REQUIRED TASK: Extract and list every line that contains the word "petId".

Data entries
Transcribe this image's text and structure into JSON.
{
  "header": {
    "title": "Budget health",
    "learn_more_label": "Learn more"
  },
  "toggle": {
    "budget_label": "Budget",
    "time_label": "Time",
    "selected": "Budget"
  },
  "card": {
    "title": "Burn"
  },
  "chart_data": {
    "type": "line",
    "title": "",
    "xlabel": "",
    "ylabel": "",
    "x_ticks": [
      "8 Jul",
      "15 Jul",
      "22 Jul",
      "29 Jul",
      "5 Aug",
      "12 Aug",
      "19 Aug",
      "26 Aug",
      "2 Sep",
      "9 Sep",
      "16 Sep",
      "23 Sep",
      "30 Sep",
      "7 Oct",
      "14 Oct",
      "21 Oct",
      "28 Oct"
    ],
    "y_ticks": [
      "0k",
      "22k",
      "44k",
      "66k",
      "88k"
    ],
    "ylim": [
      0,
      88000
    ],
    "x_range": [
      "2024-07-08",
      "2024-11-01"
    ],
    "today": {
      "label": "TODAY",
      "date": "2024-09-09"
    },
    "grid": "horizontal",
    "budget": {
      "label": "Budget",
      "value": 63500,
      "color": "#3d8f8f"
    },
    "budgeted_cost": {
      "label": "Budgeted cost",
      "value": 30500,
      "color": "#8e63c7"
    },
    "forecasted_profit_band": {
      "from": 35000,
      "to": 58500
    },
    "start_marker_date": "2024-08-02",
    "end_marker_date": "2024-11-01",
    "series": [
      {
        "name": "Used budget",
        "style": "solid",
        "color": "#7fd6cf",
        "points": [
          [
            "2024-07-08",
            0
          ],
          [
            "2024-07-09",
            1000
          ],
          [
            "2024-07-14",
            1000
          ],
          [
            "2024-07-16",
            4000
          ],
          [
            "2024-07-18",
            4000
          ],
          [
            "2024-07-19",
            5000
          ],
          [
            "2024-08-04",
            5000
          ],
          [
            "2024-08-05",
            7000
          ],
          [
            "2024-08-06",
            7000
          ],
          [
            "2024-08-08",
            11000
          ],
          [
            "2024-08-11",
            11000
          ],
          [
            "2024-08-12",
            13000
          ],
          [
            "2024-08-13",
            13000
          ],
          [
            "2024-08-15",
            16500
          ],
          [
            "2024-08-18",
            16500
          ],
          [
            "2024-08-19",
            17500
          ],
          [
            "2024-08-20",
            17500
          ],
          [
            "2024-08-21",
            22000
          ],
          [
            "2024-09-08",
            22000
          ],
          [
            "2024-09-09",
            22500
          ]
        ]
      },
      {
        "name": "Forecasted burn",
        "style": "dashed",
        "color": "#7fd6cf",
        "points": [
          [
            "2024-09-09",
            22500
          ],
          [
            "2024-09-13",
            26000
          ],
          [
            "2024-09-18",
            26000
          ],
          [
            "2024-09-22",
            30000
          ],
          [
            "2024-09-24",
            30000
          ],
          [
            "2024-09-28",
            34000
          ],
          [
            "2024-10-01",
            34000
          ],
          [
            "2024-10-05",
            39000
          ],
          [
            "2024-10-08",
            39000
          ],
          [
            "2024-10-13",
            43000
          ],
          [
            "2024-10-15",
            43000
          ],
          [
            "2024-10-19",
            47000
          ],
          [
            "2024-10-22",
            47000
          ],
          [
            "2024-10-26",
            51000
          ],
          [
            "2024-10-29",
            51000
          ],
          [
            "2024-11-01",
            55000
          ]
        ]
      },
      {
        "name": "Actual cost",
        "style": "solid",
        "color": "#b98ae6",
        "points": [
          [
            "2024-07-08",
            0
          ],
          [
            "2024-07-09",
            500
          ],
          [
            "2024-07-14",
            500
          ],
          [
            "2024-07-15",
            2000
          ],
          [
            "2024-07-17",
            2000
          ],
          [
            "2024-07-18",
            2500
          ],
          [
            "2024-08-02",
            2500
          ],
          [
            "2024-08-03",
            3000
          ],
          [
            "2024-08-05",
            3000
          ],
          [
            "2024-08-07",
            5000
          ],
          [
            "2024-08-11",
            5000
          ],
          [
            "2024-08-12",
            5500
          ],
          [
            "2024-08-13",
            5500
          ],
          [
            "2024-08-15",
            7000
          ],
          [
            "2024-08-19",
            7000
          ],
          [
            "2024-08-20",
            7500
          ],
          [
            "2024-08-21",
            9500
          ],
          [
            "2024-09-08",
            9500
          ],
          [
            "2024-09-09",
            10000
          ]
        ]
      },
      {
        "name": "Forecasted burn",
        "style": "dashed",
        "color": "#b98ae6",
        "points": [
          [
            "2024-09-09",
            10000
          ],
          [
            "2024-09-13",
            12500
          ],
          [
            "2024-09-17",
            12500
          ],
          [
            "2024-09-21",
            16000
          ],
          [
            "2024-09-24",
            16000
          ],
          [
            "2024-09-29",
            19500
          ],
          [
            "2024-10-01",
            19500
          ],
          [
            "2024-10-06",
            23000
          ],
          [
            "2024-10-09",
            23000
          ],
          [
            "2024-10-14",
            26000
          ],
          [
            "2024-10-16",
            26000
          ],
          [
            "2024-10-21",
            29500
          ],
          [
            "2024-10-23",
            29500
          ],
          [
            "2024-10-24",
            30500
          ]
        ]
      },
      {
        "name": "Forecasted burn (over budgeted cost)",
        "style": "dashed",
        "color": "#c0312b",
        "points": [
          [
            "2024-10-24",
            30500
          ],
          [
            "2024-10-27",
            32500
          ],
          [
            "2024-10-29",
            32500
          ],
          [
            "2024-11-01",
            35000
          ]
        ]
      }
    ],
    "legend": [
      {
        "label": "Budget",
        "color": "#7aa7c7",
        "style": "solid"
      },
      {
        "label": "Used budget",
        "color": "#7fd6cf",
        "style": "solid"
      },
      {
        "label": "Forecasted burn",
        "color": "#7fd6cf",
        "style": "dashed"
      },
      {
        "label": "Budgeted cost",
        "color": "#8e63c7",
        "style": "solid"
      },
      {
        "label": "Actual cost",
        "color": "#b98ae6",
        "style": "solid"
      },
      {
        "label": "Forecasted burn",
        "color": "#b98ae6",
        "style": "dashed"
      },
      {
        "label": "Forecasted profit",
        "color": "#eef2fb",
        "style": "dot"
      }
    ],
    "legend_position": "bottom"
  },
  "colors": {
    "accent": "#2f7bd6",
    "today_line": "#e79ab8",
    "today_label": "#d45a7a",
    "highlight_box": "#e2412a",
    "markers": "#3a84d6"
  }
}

--

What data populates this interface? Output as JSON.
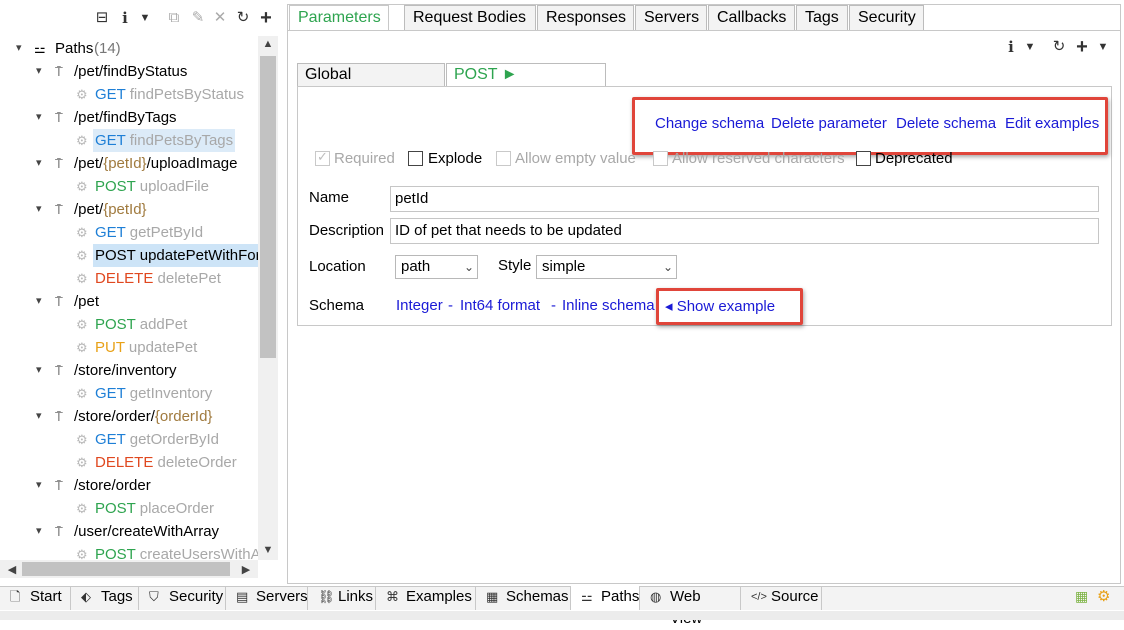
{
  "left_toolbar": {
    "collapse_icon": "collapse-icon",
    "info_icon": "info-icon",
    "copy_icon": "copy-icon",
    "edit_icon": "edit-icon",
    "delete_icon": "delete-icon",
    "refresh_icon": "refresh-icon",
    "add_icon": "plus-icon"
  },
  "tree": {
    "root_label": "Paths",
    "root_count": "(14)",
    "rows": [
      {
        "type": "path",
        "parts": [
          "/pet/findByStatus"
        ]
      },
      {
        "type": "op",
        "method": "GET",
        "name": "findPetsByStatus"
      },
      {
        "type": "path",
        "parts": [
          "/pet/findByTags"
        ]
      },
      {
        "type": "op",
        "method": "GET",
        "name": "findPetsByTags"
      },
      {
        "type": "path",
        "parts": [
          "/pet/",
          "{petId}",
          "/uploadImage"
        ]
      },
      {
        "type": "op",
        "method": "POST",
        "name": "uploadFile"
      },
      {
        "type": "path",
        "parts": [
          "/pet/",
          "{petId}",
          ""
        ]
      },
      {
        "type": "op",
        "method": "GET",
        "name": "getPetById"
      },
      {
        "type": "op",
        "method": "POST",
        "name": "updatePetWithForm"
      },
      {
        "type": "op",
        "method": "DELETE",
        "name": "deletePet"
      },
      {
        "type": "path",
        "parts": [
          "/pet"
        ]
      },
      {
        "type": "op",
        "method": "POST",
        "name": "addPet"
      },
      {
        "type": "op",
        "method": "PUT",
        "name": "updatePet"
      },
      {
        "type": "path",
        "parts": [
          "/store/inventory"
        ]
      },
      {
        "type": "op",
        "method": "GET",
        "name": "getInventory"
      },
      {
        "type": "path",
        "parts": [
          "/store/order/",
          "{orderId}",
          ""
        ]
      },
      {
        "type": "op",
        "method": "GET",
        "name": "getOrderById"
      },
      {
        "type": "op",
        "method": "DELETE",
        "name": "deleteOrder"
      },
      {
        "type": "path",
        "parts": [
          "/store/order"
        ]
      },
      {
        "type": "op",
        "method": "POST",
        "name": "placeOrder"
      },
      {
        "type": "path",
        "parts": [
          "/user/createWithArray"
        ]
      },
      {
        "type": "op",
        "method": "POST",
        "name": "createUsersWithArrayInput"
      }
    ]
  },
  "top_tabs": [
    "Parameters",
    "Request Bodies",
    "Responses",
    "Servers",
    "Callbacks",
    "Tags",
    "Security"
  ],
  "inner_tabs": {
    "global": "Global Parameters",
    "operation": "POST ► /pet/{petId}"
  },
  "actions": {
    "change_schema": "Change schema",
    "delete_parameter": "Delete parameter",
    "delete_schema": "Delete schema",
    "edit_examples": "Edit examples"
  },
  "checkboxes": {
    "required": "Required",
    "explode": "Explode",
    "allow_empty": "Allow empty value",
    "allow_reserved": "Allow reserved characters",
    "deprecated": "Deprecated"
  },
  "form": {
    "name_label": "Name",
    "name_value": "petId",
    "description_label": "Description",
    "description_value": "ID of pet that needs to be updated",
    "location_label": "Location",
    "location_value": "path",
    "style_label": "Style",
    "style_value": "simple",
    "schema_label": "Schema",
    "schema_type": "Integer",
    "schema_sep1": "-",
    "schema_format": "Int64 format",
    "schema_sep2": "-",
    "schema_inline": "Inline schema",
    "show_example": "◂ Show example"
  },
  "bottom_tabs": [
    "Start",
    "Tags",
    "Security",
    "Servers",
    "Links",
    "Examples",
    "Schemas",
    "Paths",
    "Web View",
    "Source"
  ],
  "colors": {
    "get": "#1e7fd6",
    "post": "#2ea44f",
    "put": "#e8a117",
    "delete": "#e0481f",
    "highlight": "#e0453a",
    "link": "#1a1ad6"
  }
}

ANSWER:
          "{petId}",
          "{petId}",
    "operation": "POST ► /pet/{petId}"
    "name_value": "petId",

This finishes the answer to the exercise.